Task objective
Your task is to print the material below exactly as presented.
-- start Data listing --
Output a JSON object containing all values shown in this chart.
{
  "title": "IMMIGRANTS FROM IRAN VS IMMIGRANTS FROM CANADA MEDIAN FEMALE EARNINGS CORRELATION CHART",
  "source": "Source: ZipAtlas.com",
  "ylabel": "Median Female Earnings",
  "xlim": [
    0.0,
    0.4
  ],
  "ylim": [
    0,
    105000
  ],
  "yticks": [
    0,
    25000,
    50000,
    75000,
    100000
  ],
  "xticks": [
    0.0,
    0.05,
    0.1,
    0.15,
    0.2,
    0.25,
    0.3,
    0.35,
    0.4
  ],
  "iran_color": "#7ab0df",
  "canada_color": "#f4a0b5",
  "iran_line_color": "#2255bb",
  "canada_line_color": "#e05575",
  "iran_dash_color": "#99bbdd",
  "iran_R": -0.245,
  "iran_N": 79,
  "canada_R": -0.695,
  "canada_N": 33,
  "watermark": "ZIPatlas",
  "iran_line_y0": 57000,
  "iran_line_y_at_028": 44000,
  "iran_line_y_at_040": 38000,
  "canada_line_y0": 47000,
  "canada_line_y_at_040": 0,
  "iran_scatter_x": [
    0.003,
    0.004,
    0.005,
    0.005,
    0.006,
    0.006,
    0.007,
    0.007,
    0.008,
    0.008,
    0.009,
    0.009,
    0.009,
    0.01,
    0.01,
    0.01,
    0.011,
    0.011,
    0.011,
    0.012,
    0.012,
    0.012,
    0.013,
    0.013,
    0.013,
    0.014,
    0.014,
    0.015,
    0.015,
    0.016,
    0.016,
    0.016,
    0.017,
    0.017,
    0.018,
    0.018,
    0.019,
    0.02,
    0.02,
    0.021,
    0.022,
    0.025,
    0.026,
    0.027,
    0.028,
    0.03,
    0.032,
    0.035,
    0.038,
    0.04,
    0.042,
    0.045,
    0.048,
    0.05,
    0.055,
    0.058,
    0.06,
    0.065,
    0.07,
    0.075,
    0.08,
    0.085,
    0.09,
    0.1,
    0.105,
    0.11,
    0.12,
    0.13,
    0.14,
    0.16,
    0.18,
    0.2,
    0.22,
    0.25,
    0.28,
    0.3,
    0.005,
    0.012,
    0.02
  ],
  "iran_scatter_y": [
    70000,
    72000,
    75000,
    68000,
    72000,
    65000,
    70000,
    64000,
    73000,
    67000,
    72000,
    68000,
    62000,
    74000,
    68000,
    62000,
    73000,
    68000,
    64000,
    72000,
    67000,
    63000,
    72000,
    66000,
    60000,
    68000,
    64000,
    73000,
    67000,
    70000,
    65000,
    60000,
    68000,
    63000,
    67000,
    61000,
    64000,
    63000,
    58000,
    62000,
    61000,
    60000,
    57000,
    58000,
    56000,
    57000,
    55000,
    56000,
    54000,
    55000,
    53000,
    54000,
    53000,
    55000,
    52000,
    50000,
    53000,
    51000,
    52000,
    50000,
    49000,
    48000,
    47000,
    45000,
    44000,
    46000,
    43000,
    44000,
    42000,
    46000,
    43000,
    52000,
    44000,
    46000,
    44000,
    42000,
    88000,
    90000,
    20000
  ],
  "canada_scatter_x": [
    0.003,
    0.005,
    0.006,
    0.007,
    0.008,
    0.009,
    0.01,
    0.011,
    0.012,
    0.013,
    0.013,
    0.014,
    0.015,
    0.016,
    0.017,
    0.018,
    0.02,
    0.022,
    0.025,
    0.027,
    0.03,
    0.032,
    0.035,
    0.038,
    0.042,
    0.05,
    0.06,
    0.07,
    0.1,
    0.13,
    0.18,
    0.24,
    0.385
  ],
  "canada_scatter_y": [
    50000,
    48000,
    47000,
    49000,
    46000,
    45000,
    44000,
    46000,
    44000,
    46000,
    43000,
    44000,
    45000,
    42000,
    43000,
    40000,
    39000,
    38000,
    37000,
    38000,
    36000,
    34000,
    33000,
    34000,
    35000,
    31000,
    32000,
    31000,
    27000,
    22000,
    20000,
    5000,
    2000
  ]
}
-- end Data listing --
Correct answer
Output a JSON object containing all values shown in this chart.
{
  "title": "IMMIGRANTS FROM IRAN VS IMMIGRANTS FROM CANADA MEDIAN FEMALE EARNINGS CORRELATION CHART",
  "source": "Source: ZipAtlas.com",
  "ylabel": "Median Female Earnings",
  "xlim": [
    0.0,
    0.4
  ],
  "ylim": [
    0,
    105000
  ],
  "yticks": [
    0,
    25000,
    50000,
    75000,
    100000
  ],
  "xticks": [
    0.0,
    0.05,
    0.1,
    0.15,
    0.2,
    0.25,
    0.3,
    0.35,
    0.4
  ],
  "iran_color": "#7ab0df",
  "canada_color": "#f4a0b5",
  "iran_line_color": "#2255bb",
  "canada_line_color": "#e05575",
  "iran_dash_color": "#99bbdd",
  "iran_R": -0.245,
  "iran_N": 79,
  "canada_R": -0.695,
  "canada_N": 33,
  "watermark": "ZIPatlas",
  "iran_line_y0": 57000,
  "iran_line_y_at_028": 44000,
  "iran_line_y_at_040": 38000,
  "canada_line_y0": 47000,
  "canada_line_y_at_040": 0,
  "iran_scatter_x": [
    0.003,
    0.004,
    0.005,
    0.005,
    0.006,
    0.006,
    0.007,
    0.007,
    0.008,
    0.008,
    0.009,
    0.009,
    0.009,
    0.01,
    0.01,
    0.01,
    0.011,
    0.011,
    0.011,
    0.012,
    0.012,
    0.012,
    0.013,
    0.013,
    0.013,
    0.014,
    0.014,
    0.015,
    0.015,
    0.016,
    0.016,
    0.016,
    0.017,
    0.017,
    0.018,
    0.018,
    0.019,
    0.02,
    0.02,
    0.021,
    0.022,
    0.025,
    0.026,
    0.027,
    0.028,
    0.03,
    0.032,
    0.035,
    0.038,
    0.04,
    0.042,
    0.045,
    0.048,
    0.05,
    0.055,
    0.058,
    0.06,
    0.065,
    0.07,
    0.075,
    0.08,
    0.085,
    0.09,
    0.1,
    0.105,
    0.11,
    0.12,
    0.13,
    0.14,
    0.16,
    0.18,
    0.2,
    0.22,
    0.25,
    0.28,
    0.3,
    0.005,
    0.012,
    0.02
  ],
  "iran_scatter_y": [
    70000,
    72000,
    75000,
    68000,
    72000,
    65000,
    70000,
    64000,
    73000,
    67000,
    72000,
    68000,
    62000,
    74000,
    68000,
    62000,
    73000,
    68000,
    64000,
    72000,
    67000,
    63000,
    72000,
    66000,
    60000,
    68000,
    64000,
    73000,
    67000,
    70000,
    65000,
    60000,
    68000,
    63000,
    67000,
    61000,
    64000,
    63000,
    58000,
    62000,
    61000,
    60000,
    57000,
    58000,
    56000,
    57000,
    55000,
    56000,
    54000,
    55000,
    53000,
    54000,
    53000,
    55000,
    52000,
    50000,
    53000,
    51000,
    52000,
    50000,
    49000,
    48000,
    47000,
    45000,
    44000,
    46000,
    43000,
    44000,
    42000,
    46000,
    43000,
    52000,
    44000,
    46000,
    44000,
    42000,
    88000,
    90000,
    20000
  ],
  "canada_scatter_x": [
    0.003,
    0.005,
    0.006,
    0.007,
    0.008,
    0.009,
    0.01,
    0.011,
    0.012,
    0.013,
    0.013,
    0.014,
    0.015,
    0.016,
    0.017,
    0.018,
    0.02,
    0.022,
    0.025,
    0.027,
    0.03,
    0.032,
    0.035,
    0.038,
    0.042,
    0.05,
    0.06,
    0.07,
    0.1,
    0.13,
    0.18,
    0.24,
    0.385
  ],
  "canada_scatter_y": [
    50000,
    48000,
    47000,
    49000,
    46000,
    45000,
    44000,
    46000,
    44000,
    46000,
    43000,
    44000,
    45000,
    42000,
    43000,
    40000,
    39000,
    38000,
    37000,
    38000,
    36000,
    34000,
    33000,
    34000,
    35000,
    31000,
    32000,
    31000,
    27000,
    22000,
    20000,
    5000,
    2000
  ]
}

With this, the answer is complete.